SELECTED EXCERPT:
....................
Unlike black holes, merging neutron stars produce both gravitational and electromagnetic waves, such as x-rays, radio waves and visible light. While gravitational waves can measure the distance between the neutron-star merger and Earth, electromagnetic waves can measure how fast its whole galaxy  is moving away from Earth. This creates a new way to measure the Hubble constant. However, even with the help of gravitational waves, it’s still tricky to measure the distance to neutron-star mergers--that’s, in part, why current gravitational-wave based measurements of the Hubble constant have an uncertainty of ~16%, much larger than existing measurements using other traditional techniques.

In a recently published article in the prestigious journal The Astrophysical Journal Letters, a team of scientists led by ARC Centre of Excellence for Gravitational Wave Discovery (OzGrav) and Monash University alumni Prof Juan Calderón Bustillo (now La Caixa Junior Leader and Marie Curie Fellow at the Galician institute of High Energy Physics of the University of Santiago de Compostela, Spain), has proposed a simple and novel method to bring the accuracy of these measurements down to 2% using a single observation of a pair of merging neutron stars.

According to Prof Calderón Bustillo, it’s difficult to interpret how far away these mergers occur because ‘currently, we can’t say if the binary is very far away and facing Earth, or if it’s much closer, with the Earth in its orbital plane’. To decide between these two scenarios, the team proposed to study secondary, much weaker components of the gravitational-wave signals emitted by neutron-star mergers, known as higher modes.  ‘Just like an orchestra plays different instruments, neutron-star mergers emit gravitational waves through different modes,’ explains Prof Calderón Bustillo. ‘When the merging neutron stars are facing you, you will only hear the loudest instrument. However, if you are close to the merger’s orbital plane, you should also hear the secondary ones. This allows us to determine the inclination of the neutron-star merger, and better measure the distance’.

However, the method is not completely new: ‘We know this works well for the case of very massive black hole mergers because our current detectors can record the merger instant when the higher modes are most prominent. But in the case of neutron stars, the pitch of the merger signal is so high that our detectors can’t record it. We can only record the earlier orbits,’ says Prof Calderón Bustillo.
Future gravitational-wave detectors, like the proposed Australian project NEMO, will be able to access the actual merger stage of neutron stars. ‘When two neutron stars merge, the nuclear physics governing their matter can cause very rich signals that, if detected, could allow us to know exactly where the Earth sits with respect to the orbital plane of the merger,’ says co-author and OzGrav Chief Investigator Dr Paul Lasky, from Monash University. Dr Lasky is also one of the leads on the NEMO project. ‘A detector like NEMO could detect these rich signals,’ he adds.

In their study, the team performed computer simulations of neutron-star mergers that can reveal the effect of the nuclear physics of the stars on the gravitational waves. Studying these simulations, the team determined that a detector like NEMO could measure Hubble’s constant with a precision of 2%.
Co-author of the study Prof Tim Dietrich, from the University of Potsdam, says: ‘We found that fine details describing the way neutrons behave inside the star produce subtle signatures in the gravitational waves that can greatly help to determine the expansion rate of the Universe. It is fascinating to see how effects at the tiniest nuclear scale can infer what happens at the largest possible cosmological one’.
....................
PROBLEM A:
Answer these questions using the passage on neutron-star mergers and the Hubble constant:
(i) What uncertainty do current gravitational-wave based measurements of the Hubble constant have?
(ii) What is the name of the proposed Australian detector project?
(iii) Which university is Prof Tim Dietrich from?
The records below have no connection to the passage on neutron-star mergers.
....................
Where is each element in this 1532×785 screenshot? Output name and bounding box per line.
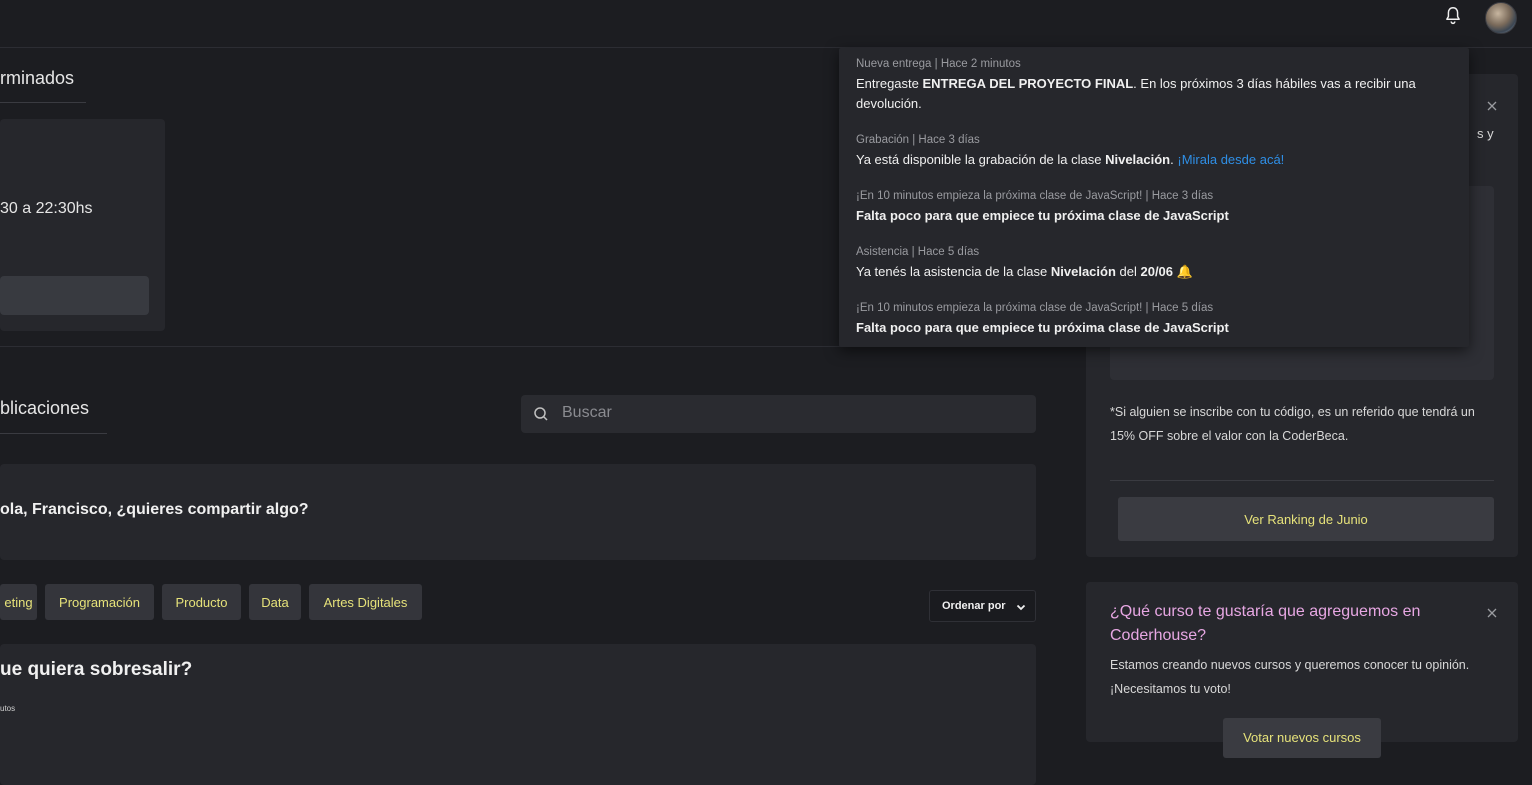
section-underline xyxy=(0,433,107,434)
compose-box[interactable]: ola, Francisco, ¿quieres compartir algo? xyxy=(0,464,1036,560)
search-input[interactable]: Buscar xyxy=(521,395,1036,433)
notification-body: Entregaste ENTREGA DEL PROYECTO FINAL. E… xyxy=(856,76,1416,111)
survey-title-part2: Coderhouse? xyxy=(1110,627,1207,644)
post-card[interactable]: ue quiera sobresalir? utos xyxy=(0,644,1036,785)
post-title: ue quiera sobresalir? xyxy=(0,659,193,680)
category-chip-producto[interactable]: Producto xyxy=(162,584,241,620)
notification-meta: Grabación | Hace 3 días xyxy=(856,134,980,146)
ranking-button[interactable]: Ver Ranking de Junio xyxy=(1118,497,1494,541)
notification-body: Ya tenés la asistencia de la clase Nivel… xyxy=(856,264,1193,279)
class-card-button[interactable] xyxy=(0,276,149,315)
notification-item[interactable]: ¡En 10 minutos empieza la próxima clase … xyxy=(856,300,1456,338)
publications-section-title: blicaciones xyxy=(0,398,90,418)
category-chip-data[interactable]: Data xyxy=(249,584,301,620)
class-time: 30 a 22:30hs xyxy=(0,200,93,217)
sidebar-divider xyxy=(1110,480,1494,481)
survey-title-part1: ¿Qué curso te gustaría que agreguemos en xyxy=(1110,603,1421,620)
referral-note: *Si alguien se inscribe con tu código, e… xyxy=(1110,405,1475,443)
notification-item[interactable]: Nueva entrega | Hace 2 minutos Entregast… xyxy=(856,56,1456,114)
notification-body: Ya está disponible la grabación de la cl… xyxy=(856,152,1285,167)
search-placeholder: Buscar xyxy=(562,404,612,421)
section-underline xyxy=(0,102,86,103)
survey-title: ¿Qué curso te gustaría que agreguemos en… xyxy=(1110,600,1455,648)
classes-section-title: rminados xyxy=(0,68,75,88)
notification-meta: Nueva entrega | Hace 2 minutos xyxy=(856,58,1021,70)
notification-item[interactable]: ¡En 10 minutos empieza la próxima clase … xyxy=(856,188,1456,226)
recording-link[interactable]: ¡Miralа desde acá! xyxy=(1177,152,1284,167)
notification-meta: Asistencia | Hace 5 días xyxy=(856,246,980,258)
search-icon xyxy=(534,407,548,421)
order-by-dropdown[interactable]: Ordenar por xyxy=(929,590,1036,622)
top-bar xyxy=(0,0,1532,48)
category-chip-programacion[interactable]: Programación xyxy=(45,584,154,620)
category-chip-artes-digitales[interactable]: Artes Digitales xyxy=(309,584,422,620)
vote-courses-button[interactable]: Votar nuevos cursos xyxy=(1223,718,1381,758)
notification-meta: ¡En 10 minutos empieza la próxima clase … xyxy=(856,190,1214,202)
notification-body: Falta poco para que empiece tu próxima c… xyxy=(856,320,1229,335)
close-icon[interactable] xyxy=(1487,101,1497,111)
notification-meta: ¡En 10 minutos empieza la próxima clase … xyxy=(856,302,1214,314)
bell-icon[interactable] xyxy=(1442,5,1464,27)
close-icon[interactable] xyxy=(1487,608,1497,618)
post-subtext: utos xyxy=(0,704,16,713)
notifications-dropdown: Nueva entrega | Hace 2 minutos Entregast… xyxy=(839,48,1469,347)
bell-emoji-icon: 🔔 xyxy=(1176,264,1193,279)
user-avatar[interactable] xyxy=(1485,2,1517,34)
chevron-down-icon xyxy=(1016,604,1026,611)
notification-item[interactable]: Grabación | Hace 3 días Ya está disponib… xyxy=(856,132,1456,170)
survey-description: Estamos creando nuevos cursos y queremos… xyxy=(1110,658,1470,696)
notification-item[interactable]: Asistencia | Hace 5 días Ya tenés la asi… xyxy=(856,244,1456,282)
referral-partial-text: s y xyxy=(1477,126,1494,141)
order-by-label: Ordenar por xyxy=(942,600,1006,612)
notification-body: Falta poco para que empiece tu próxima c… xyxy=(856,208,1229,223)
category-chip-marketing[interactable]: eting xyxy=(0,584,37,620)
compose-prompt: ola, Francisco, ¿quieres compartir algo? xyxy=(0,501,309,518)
....................
PROBLEM B: In the records, write out the lines from the line with "section-underline xyxy=(0,433,107,434)" up to and including the line with "post-title: ue quiera", unchanged.

CORRECT RESULT A:
(i) About 16%
(ii) NEMO
(iii) The University of Potsdam

CORRECT RESULT B:
section-underline xyxy=(0,433,107,434)
compose-box[interactable]: ola, Francisco, ¿quieres compartir algo? xyxy=(0,464,1036,560)
search-input[interactable]: Buscar xyxy=(521,395,1036,433)
notification-body: Entregaste ENTREGA DEL PROYECTO FINAL. E… xyxy=(856,76,1416,111)
survey-title-part2: Coderhouse? xyxy=(1110,627,1207,644)
post-card[interactable]: ue quiera sobresalir? utos xyxy=(0,644,1036,785)
post-title: ue quiera sobresalir? xyxy=(0,659,193,680)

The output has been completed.